*Liste des tâches*:
1. Traduisez en anglais cette phrase de l'article sur le paquebot de STX France : « Le carnet de commandes était désespérément vide. »
2. Rédigez la suite de l'article sur le paquebot de STX France en reprenant après sa dernière phrase.

L'Usine Nouvelle

STX France va construire un nouveau paquebot

Olivier Cognasse

Publié le

Dans quelques jours, l’armateur italo-suisse MSC Cruisers devrait signer une lettre d’intention pour la commande d’un nouveau paquebot. 5 millions d’heures de travail en perspective !

STX France va construire un nouveau paquebot © STX

Les chantiers navals de Saint-Nazaire doivent respirer. Le carnet de commandes était désespérément vide. Les mauvaises nouvelles s’amoncelaient : plan de départ volontaire et 500 000 heures de chômage partiel de mars à mai. L’information est venue de l’Elysée, toujours prompte à annoncer une bonne nouvelle avant tout le monde. Il s’agit d’une lettre d’intention et pas d’une commande ferme de l’armateur MSC pour la construction d’un paquebot de croisière. Il serait livré en 2012. L’Etat, actionnaire à hauteur de 33,34 %, avait annoncé par la voix de la ministre de l’économie, Christine Lagarde, qu’il « n’abandonnerait pas STX ».

Mais cet accord était conditionné au blocage du paquebot MSC Magnifica retenu dans le port de Nantes-Saint-Nazaire en raison d’une grève des dockers CGT opposés aux modalités d’application de la réforme portuaire. « Je regrette qu’il n’y a ait pas de solidarité régionale, alors que la situation est difficile », se plaint Eric Breux, directeur des ressources humaines chez STX. Finalement, le paquebot a pu partir cet après-midi avec 600 passagers pour une croisière inaugurale, après l’intervention du préfet. Il a réquisitionné un salarié du port pour assurer les manœuvres nécessaires. D’où la colère de la CGT qui dénonce « un délit d’entrave du droit de grève ».

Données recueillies
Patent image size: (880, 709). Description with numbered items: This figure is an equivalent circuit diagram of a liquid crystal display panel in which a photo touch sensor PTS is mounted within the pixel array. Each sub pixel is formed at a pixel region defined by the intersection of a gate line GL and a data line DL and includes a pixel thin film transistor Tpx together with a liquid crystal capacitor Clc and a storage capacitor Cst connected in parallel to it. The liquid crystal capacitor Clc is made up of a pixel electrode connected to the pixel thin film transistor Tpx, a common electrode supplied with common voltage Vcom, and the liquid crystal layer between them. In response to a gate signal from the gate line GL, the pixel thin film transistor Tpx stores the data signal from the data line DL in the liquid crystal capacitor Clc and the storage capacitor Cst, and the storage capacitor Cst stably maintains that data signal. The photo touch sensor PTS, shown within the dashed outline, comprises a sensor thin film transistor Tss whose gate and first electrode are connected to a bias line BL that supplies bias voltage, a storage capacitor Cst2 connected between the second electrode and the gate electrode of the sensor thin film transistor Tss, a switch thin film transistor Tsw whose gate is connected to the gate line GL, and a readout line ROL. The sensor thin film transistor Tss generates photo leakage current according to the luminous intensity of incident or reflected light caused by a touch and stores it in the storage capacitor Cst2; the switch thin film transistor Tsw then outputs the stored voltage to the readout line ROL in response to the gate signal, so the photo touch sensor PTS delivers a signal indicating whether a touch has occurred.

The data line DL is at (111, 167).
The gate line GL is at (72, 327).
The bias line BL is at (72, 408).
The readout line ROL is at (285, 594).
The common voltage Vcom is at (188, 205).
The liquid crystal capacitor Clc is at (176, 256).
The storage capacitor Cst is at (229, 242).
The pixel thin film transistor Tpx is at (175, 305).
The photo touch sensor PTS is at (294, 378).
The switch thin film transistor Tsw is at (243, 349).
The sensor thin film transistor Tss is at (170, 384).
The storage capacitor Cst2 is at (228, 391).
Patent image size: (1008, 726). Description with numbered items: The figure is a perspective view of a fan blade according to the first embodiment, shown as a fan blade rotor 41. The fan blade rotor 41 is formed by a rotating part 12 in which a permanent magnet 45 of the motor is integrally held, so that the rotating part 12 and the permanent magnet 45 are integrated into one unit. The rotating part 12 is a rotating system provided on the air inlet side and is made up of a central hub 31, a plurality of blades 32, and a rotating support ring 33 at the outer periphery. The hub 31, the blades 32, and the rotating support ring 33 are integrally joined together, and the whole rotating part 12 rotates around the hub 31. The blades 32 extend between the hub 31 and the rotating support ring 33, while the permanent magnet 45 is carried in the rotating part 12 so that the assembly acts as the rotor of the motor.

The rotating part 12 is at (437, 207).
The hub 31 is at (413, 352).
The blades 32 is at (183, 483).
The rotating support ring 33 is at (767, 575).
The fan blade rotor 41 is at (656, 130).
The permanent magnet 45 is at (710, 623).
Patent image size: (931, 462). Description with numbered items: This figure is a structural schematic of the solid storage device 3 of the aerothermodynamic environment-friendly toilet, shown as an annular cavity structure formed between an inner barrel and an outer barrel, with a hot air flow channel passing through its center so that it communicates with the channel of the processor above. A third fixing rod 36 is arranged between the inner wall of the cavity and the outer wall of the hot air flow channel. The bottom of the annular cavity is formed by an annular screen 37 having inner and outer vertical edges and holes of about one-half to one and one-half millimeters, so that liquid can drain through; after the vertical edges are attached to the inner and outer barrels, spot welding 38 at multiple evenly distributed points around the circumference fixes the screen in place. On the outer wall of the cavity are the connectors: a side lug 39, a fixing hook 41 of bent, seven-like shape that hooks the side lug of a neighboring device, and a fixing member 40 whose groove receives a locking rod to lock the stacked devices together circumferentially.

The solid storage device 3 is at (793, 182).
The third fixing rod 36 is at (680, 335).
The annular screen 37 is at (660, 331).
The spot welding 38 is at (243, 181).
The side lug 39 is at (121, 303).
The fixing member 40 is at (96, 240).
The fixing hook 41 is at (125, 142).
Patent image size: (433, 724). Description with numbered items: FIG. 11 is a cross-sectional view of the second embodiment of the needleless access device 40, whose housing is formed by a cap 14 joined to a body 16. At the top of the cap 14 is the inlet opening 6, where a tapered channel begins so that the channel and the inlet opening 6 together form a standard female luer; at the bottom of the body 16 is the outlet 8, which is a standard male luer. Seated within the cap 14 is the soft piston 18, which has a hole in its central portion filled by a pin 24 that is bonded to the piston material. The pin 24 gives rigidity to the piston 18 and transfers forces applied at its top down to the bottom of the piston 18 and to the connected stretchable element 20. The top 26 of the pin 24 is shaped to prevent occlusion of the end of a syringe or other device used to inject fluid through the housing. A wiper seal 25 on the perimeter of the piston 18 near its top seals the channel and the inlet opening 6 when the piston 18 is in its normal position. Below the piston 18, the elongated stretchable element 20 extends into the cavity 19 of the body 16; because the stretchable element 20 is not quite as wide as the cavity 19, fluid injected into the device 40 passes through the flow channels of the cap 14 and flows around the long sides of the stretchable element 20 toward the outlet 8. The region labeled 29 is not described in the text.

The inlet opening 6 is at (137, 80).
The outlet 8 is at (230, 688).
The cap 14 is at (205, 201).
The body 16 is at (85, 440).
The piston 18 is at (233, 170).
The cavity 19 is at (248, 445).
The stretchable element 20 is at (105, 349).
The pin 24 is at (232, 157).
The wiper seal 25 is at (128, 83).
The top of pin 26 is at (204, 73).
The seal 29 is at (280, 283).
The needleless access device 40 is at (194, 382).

*Réponses dans l'ordre*:
1. The order book was hopelessly empty.

2.
La condition étant levée, STX indique que « la lettre d’intention devrait être signée dans les prochains jours ». Le chantier devrait commencer dès la fin du printemps et générer 5 millions d’heures de travail. Ce paquebot qui devrait ressembler aux modèles MSC Splendida ou MSC Fantasia ne sera malheureusement pas suffisant pour garantir la pérennité de l’entreprise. D’où le forcing du gouvernement pour assurer la commande de BPC russes. Jacques Hardelay, le directeur général de STX a été convié à un dîner la semaine prochaine en présence des présidents Sarkozy et Medvedev.